§ **Problem to work on**
Answer with a single number: the count of lines that hold "ylabel".

::: Input records

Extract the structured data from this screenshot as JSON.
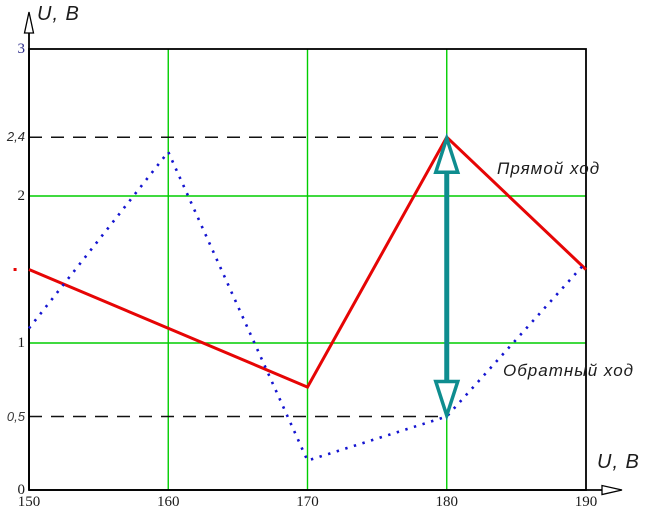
{
  "page": {
    "background": "#ffffff"
  },
  "axes": {
    "x_label": "U, B",
    "y_label": "U, B",
    "x_range": [
      150,
      190
    ],
    "y_range": [
      0,
      3
    ],
    "x_ticks": [
      {
        "value": 150,
        "label": "150"
      },
      {
        "value": 160,
        "label": "160"
      },
      {
        "value": 170,
        "label": "170"
      },
      {
        "value": 180,
        "label": "180"
      },
      {
        "value": 190,
        "label": "190"
      }
    ],
    "y_ticks": [
      {
        "value": 3,
        "label": "3",
        "style": "serif",
        "color": "#2b2b8a"
      },
      {
        "value": 2.4,
        "label": "2,4",
        "style": "cad",
        "color": "#2a2a2a"
      },
      {
        "value": 2,
        "label": "2",
        "style": "serif",
        "color": "#1a1a1a"
      },
      {
        "value": 1,
        "label": "1",
        "style": "serif",
        "color": "#1a1a1a"
      },
      {
        "value": 0.5,
        "label": "0,5",
        "style": "cad",
        "color": "#3a3a3a"
      },
      {
        "value": 0,
        "label": "0",
        "style": "serif",
        "color": "#1a1a1a"
      }
    ]
  },
  "labels": {
    "forward": "Прямой ход",
    "reverse": "Обратный ход"
  },
  "chart_data": {
    "type": "line",
    "title": "",
    "xlabel": "U, B",
    "ylabel": "U, B",
    "xlim": [
      150,
      190
    ],
    "ylim": [
      0,
      3
    ],
    "grid": {
      "vertical_x": [
        160,
        170,
        180
      ],
      "horizontal_y": [
        1,
        2
      ],
      "color": "#00ce00"
    },
    "series": [
      {
        "name": "Прямой ход",
        "color": "#e60505",
        "line_style": "solid",
        "points": [
          [
            150,
            1.5
          ],
          [
            170,
            0.7
          ],
          [
            180,
            2.4
          ],
          [
            190,
            1.5
          ]
        ]
      },
      {
        "name": "Обратный ход",
        "color": "#1414d0",
        "line_style": "dotted",
        "points": [
          [
            150,
            1.1
          ],
          [
            160,
            2.3
          ],
          [
            170,
            0.2
          ],
          [
            180,
            0.5
          ],
          [
            190,
            1.55
          ]
        ]
      }
    ],
    "dashed_guides": [
      {
        "y": 2.4,
        "x_from": 150,
        "x_to": 180
      },
      {
        "y": 0.5,
        "x_from": 150,
        "x_to": 180
      }
    ],
    "hysteresis_arrow": {
      "x": 180,
      "y_from": 0.5,
      "y_to": 2.4,
      "color": "#0e8d8f"
    },
    "stray_point": {
      "x": 149,
      "y": 1.5,
      "color": "#e60505"
    }
  }
}
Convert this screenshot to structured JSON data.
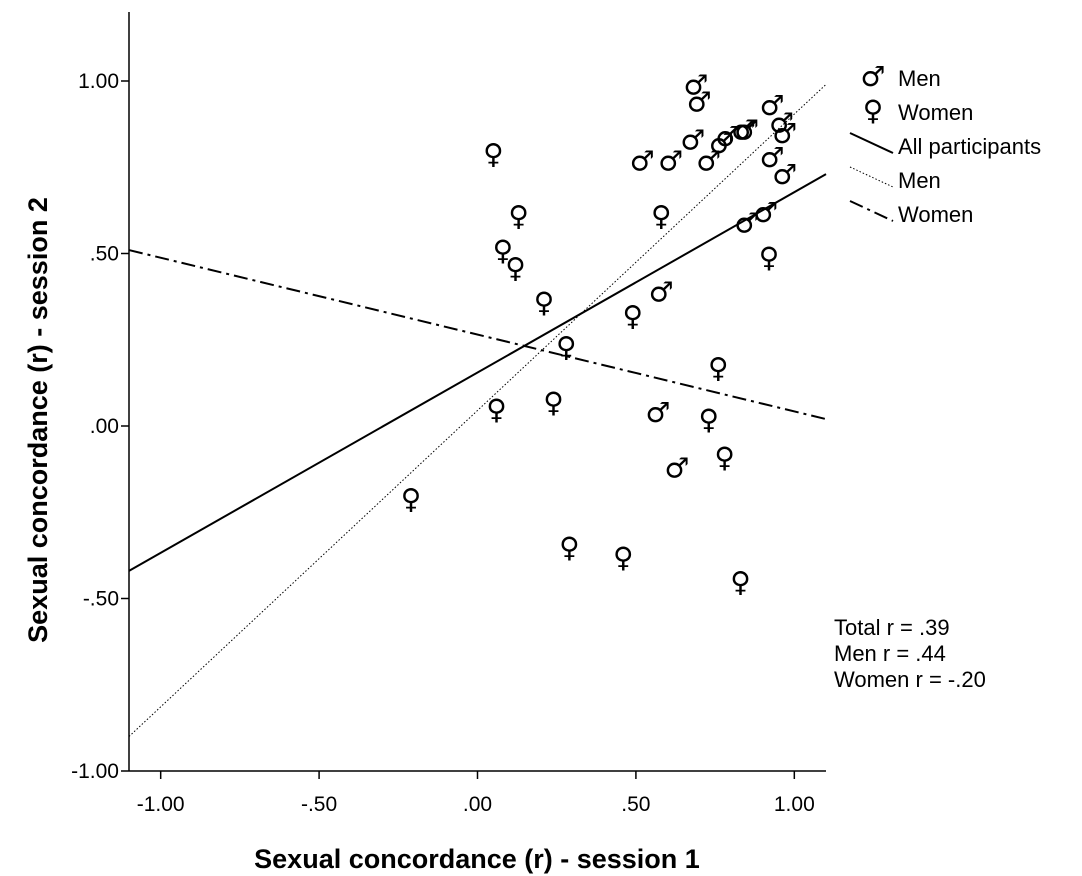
{
  "chart_data": {
    "type": "scatter",
    "title": "",
    "xlabel": "Sexual concordance (r) - session 1",
    "ylabel": "Sexual concordance (r) - session 2",
    "xlim": [
      -1.1,
      1.1
    ],
    "ylim": [
      -1.0,
      1.2
    ],
    "xticks": [
      -1.0,
      -0.5,
      0.0,
      0.5,
      1.0
    ],
    "xtick_labels": [
      "-1.00",
      "-.50",
      ".00",
      ".50",
      "1.00"
    ],
    "yticks": [
      -1.0,
      -0.5,
      0.0,
      0.5,
      1.0
    ],
    "ytick_labels": [
      "-1.00",
      "-.50",
      ".00",
      ".50",
      "1.00"
    ],
    "grid": false,
    "legend_position": "top-right",
    "marker_symbols": {
      "Men": "♂",
      "Women": "♀"
    },
    "series": [
      {
        "name": "Men",
        "kind": "scatter",
        "marker": "male-symbol",
        "points": [
          [
            0.69,
            0.99
          ],
          [
            0.7,
            0.94
          ],
          [
            0.68,
            0.83
          ],
          [
            0.77,
            0.82
          ],
          [
            0.79,
            0.84
          ],
          [
            0.84,
            0.86
          ],
          [
            0.85,
            0.86
          ],
          [
            0.93,
            0.93
          ],
          [
            0.96,
            0.88
          ],
          [
            0.97,
            0.85
          ],
          [
            0.52,
            0.77
          ],
          [
            0.61,
            0.77
          ],
          [
            0.73,
            0.77
          ],
          [
            0.93,
            0.78
          ],
          [
            0.97,
            0.73
          ],
          [
            0.85,
            0.59
          ],
          [
            0.91,
            0.62
          ],
          [
            0.58,
            0.39
          ],
          [
            0.57,
            0.04
          ],
          [
            0.63,
            -0.12
          ]
        ]
      },
      {
        "name": "Women",
        "kind": "scatter",
        "marker": "female-symbol",
        "points": [
          [
            0.05,
            0.79
          ],
          [
            0.13,
            0.61
          ],
          [
            0.58,
            0.61
          ],
          [
            0.08,
            0.51
          ],
          [
            0.12,
            0.46
          ],
          [
            0.92,
            0.49
          ],
          [
            0.21,
            0.36
          ],
          [
            0.49,
            0.32
          ],
          [
            0.28,
            0.23
          ],
          [
            0.76,
            0.17
          ],
          [
            0.06,
            0.05
          ],
          [
            0.24,
            0.07
          ],
          [
            0.73,
            0.02
          ],
          [
            0.78,
            -0.09
          ],
          [
            -0.21,
            -0.21
          ],
          [
            0.29,
            -0.35
          ],
          [
            0.46,
            -0.38
          ],
          [
            0.83,
            -0.45
          ]
        ]
      },
      {
        "name": "All participants",
        "kind": "line",
        "style": "solid",
        "x": [
          -1.1,
          1.1
        ],
        "y": [
          -0.42,
          0.73
        ]
      },
      {
        "name": "Men",
        "kind": "line",
        "style": "dotted",
        "x": [
          -1.1,
          1.1
        ],
        "y": [
          -0.9,
          0.99
        ]
      },
      {
        "name": "Women",
        "kind": "line",
        "style": "dash-dot",
        "x": [
          -1.1,
          1.1
        ],
        "y": [
          0.51,
          0.02
        ]
      }
    ],
    "annotations": [
      "Total r = .39",
      "Men r = .44",
      "Women r = -.20"
    ]
  }
}
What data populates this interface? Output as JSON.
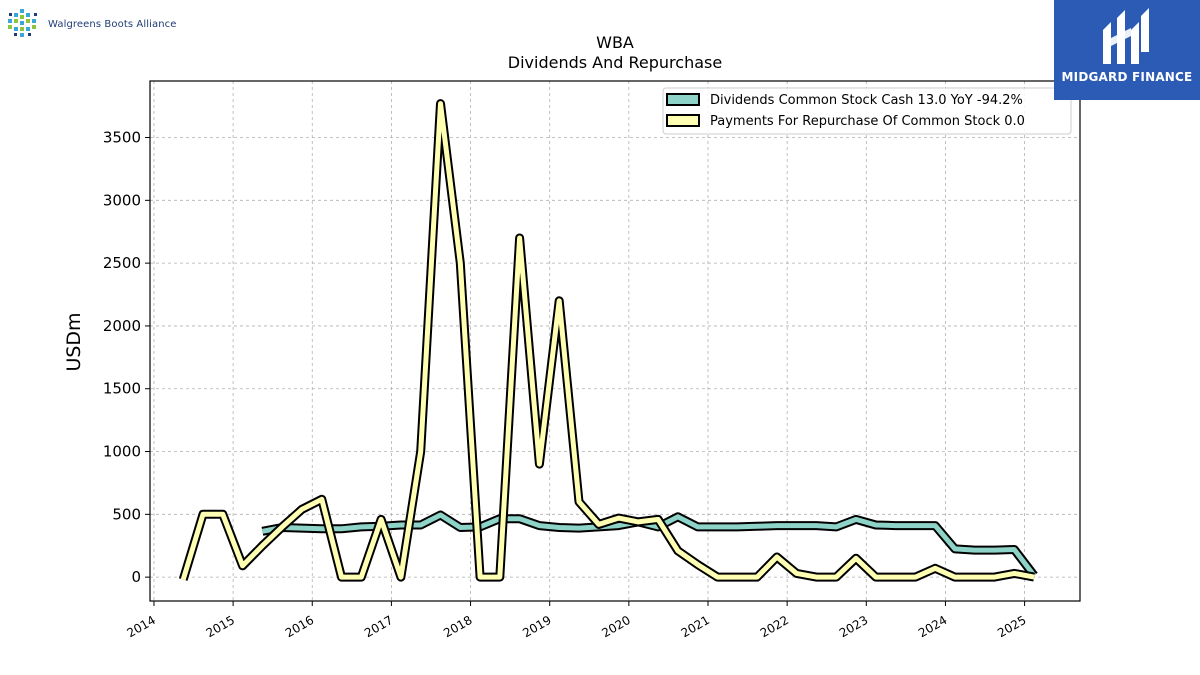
{
  "header": {
    "company_name": "Walgreens Boots Alliance",
    "brand_name": "MIDGARD FINANCE"
  },
  "colors": {
    "dividends": "#8dd3c7",
    "repurchase": "#ffffb3",
    "outline": "#000000",
    "grid": "#b0b0b0",
    "brand_bg": "#2b5bb5",
    "logo_blue": "#1f3d73"
  },
  "chart_data": {
    "type": "line",
    "title": "WBA",
    "subtitle": "Dividends And Repurchase",
    "xlabel": "",
    "ylabel": "USDm",
    "xlim": [
      2013.95,
      2025.7
    ],
    "ylim": [
      -190,
      3950
    ],
    "x_ticks": [
      "2014",
      "2015",
      "2016",
      "2017",
      "2018",
      "2019",
      "2020",
      "2021",
      "2022",
      "2023",
      "2024",
      "2025"
    ],
    "y_ticks": [
      "0",
      "500",
      "1000",
      "1500",
      "2000",
      "2500",
      "3000",
      "3500"
    ],
    "grid": true,
    "legend_position": "top-right",
    "legend": [
      "Dividends Common Stock Cash  13.0 YoY -94.2%",
      "Payments For Repurchase Of Common Stock  0.0"
    ],
    "series": [
      {
        "name": "Dividends Common Stock Cash",
        "x": [
          2015.37,
          2015.62,
          2015.87,
          2016.12,
          2016.37,
          2016.62,
          2016.87,
          2017.12,
          2017.37,
          2017.62,
          2017.87,
          2018.12,
          2018.37,
          2018.62,
          2018.87,
          2019.12,
          2019.37,
          2019.62,
          2019.87,
          2020.12,
          2020.37,
          2020.62,
          2020.87,
          2021.12,
          2021.37,
          2021.62,
          2021.87,
          2022.12,
          2022.37,
          2022.62,
          2022.87,
          2023.12,
          2023.37,
          2023.62,
          2023.87,
          2024.12,
          2024.37,
          2024.62,
          2024.87,
          2025.12
        ],
        "values": [
          365,
          395,
          390,
          385,
          385,
          400,
          405,
          415,
          415,
          495,
          395,
          400,
          465,
          465,
          410,
          395,
          390,
          400,
          410,
          440,
          400,
          480,
          400,
          400,
          400,
          405,
          410,
          410,
          410,
          400,
          460,
          415,
          410,
          410,
          410,
          225,
          215,
          215,
          220,
          13
        ]
      },
      {
        "name": "Payments For Repurchase Of Common Stock",
        "x": [
          2014.37,
          2014.62,
          2014.87,
          2015.12,
          2015.37,
          2015.62,
          2015.87,
          2016.12,
          2016.37,
          2016.62,
          2016.87,
          2017.12,
          2017.37,
          2017.62,
          2017.87,
          2018.12,
          2018.37,
          2018.62,
          2018.87,
          2019.12,
          2019.37,
          2019.62,
          2019.87,
          2020.12,
          2020.37,
          2020.62,
          2020.87,
          2021.12,
          2021.37,
          2021.62,
          2021.87,
          2022.12,
          2022.37,
          2022.62,
          2022.87,
          2023.12,
          2023.37,
          2023.62,
          2023.87,
          2024.12,
          2024.37,
          2024.62,
          2024.87,
          2025.12
        ],
        "values": [
          -20,
          500,
          500,
          90,
          250,
          400,
          540,
          620,
          0,
          0,
          460,
          0,
          1000,
          3770,
          2500,
          0,
          0,
          2700,
          900,
          2200,
          600,
          420,
          470,
          440,
          460,
          210,
          100,
          0,
          0,
          0,
          160,
          30,
          0,
          0,
          150,
          0,
          0,
          0,
          70,
          0,
          0,
          0,
          30,
          0
        ]
      }
    ]
  }
}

::::::

§ **Solution for this problem**
3